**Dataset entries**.
-- BEGIN --
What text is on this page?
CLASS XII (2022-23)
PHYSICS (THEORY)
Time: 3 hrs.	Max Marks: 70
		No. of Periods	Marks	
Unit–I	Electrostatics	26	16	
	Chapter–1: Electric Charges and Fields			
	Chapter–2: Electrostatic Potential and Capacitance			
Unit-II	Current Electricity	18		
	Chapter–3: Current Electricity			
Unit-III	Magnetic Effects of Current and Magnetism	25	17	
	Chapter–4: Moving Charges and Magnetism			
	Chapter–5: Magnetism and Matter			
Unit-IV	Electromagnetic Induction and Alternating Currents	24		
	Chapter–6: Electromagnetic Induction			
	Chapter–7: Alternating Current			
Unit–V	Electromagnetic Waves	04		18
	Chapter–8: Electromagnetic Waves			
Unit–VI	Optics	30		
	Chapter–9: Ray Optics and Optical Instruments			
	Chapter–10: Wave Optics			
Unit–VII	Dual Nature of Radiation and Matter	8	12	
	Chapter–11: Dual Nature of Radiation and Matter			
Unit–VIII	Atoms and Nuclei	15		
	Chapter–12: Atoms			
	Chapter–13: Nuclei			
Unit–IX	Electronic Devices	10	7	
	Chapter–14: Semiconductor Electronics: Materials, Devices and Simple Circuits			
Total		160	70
-- END --
-- BEGIN --
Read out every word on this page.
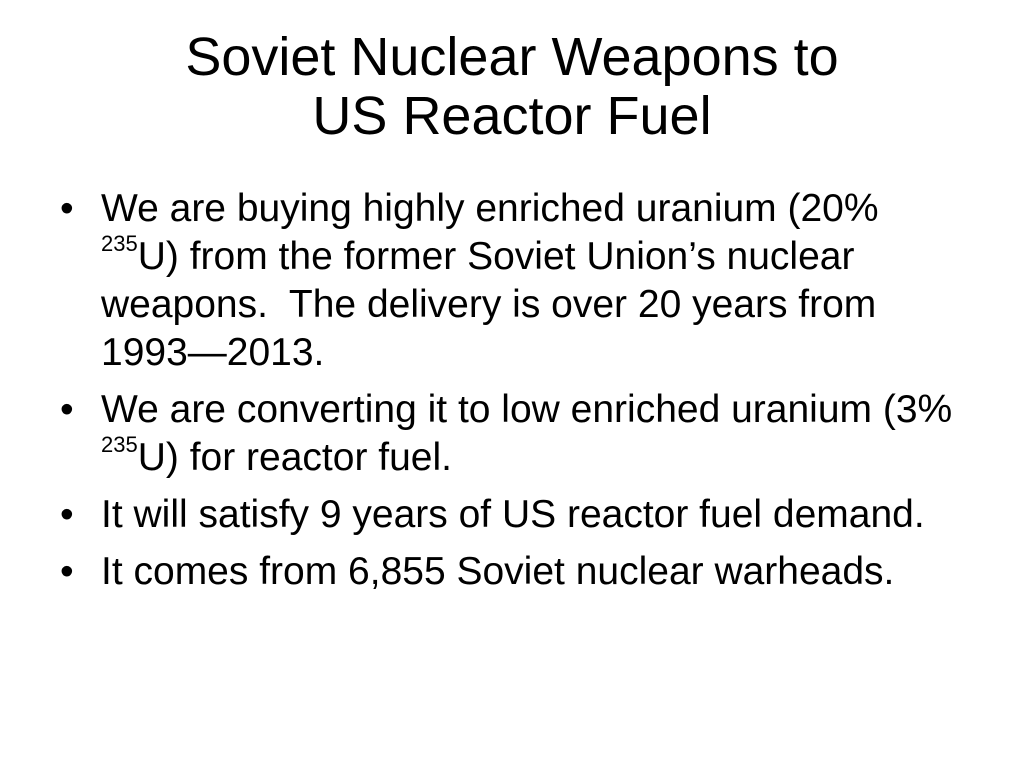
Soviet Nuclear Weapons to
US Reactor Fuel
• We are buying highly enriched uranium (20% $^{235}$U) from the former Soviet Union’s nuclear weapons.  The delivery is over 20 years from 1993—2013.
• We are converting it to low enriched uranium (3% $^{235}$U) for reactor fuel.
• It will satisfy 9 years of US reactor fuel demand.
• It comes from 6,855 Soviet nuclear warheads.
-- END --
**Job**. In the entries above, find every line with the word "this" and list it.

**Answer**.
What text is on this page?
Read out every word on this page.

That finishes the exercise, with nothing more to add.